▶ Task brief
Will you extract the entries word for word? Images should not appear in the copy.

-- Begin --

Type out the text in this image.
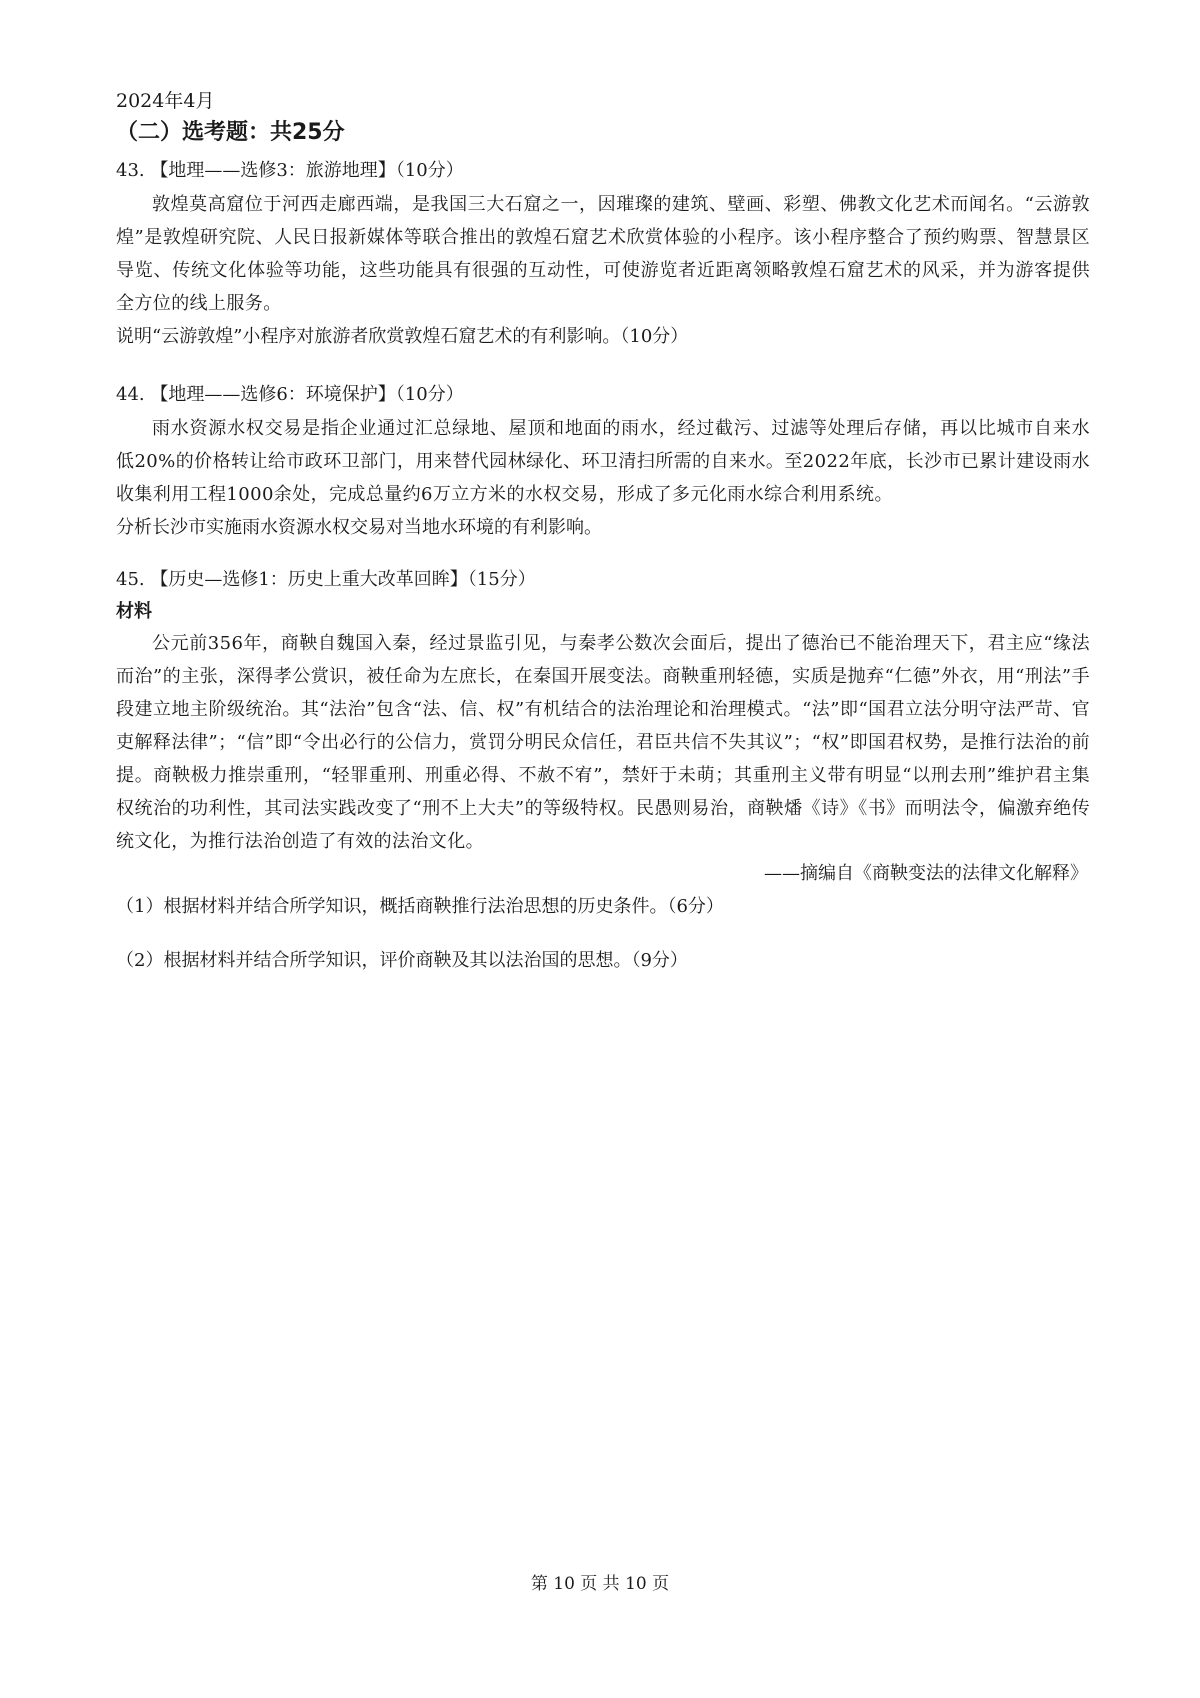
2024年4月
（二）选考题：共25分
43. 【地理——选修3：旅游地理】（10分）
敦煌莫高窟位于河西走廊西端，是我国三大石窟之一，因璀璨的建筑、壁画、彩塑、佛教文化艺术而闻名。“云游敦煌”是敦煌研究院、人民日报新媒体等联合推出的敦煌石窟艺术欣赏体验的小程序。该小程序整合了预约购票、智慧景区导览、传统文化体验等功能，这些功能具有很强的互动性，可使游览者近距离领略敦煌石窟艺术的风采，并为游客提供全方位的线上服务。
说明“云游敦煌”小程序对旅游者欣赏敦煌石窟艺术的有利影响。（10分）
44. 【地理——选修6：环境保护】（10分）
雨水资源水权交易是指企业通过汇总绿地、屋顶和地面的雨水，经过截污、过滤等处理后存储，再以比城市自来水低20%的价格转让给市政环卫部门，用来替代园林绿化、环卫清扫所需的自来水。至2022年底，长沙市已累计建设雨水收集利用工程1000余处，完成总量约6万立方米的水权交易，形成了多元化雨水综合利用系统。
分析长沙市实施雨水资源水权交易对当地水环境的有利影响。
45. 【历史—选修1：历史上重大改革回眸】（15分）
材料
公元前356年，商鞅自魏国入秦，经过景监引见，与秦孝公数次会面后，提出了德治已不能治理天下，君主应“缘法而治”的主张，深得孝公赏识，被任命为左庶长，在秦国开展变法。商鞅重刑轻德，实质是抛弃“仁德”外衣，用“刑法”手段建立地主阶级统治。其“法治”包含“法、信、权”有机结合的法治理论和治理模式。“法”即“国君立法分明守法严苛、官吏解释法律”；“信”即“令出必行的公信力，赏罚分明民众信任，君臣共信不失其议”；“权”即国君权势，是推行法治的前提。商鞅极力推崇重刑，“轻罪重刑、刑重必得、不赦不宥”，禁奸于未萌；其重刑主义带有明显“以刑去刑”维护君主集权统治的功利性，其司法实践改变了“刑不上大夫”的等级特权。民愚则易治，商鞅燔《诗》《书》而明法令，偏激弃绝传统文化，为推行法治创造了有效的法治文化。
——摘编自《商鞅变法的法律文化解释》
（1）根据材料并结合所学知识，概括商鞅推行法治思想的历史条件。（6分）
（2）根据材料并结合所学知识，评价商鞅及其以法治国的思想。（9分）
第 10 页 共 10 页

-- End --

▶ Exercise response
Type out the text in this image.
2024年4月
（二）选考题：共25分
43. 【地理——选修3：旅游地理】（10分）
敦煌莫高窟位于河西走廊西端，是我国三大石窟之一，因璀璨的建筑、壁画、彩塑、佛教文化艺术而闻名。“云游敦煌”是敦煌研究院、人民日报新媒体等联合推出的敦煌石窟艺术欣赏体验的小程序。该小程序整合了预约购票、智慧景区导览、传统文化体验等功能，这些功能具有很强的互动性，可使游览者近距离领略敦煌石窟艺术的风采，并为游客提供全方位的线上服务。
说明“云游敦煌”小程序对旅游者欣赏敦煌石窟艺术的有利影响。（10分）
44. 【地理——选修6：环境保护】（10分）
雨水资源水权交易是指企业通过汇总绿地、屋顶和地面的雨水，经过截污、过滤等处理后存储，再以比城市自来水低20%的价格转让给市政环卫部门，用来替代园林绿化、环卫清扫所需的自来水。至2022年底，长沙市已累计建设雨水收集利用工程1000余处，完成总量约6万立方米的水权交易，形成了多元化雨水综合利用系统。
分析长沙市实施雨水资源水权交易对当地水环境的有利影响。
45. 【历史—选修1：历史上重大改革回眸】（15分）
材料
公元前356年，商鞅自魏国入秦，经过景监引见，与秦孝公数次会面后，提出了德治已不能治理天下，君主应“缘法而治”的主张，深得孝公赏识，被任命为左庶长，在秦国开展变法。商鞅重刑轻德，实质是抛弃“仁德”外衣，用“刑法”手段建立地主阶级统治。其“法治”包含“法、信、权”有机结合的法治理论和治理模式。“法”即“国君立法分明守法严苛、官吏解释法律”；“信”即“令出必行的公信力，赏罚分明民众信任，君臣共信不失其议”；“权”即国君权势，是推行法治的前提。商鞅极力推崇重刑，“轻罪重刑、刑重必得、不赦不宥”，禁奸于未萌；其重刑主义带有明显“以刑去刑”维护君主集权统治的功利性，其司法实践改变了“刑不上大夫”的等级特权。民愚则易治，商鞅燔《诗》《书》而明法令，偏激弃绝传统文化，为推行法治创造了有效的法治文化。
——摘编自《商鞅变法的法律文化解释》
（1）根据材料并结合所学知识，概括商鞅推行法治思想的历史条件。（6分）
（2）根据材料并结合所学知识，评价商鞅及其以法治国的思想。（9分）
第 10 页 共 10 页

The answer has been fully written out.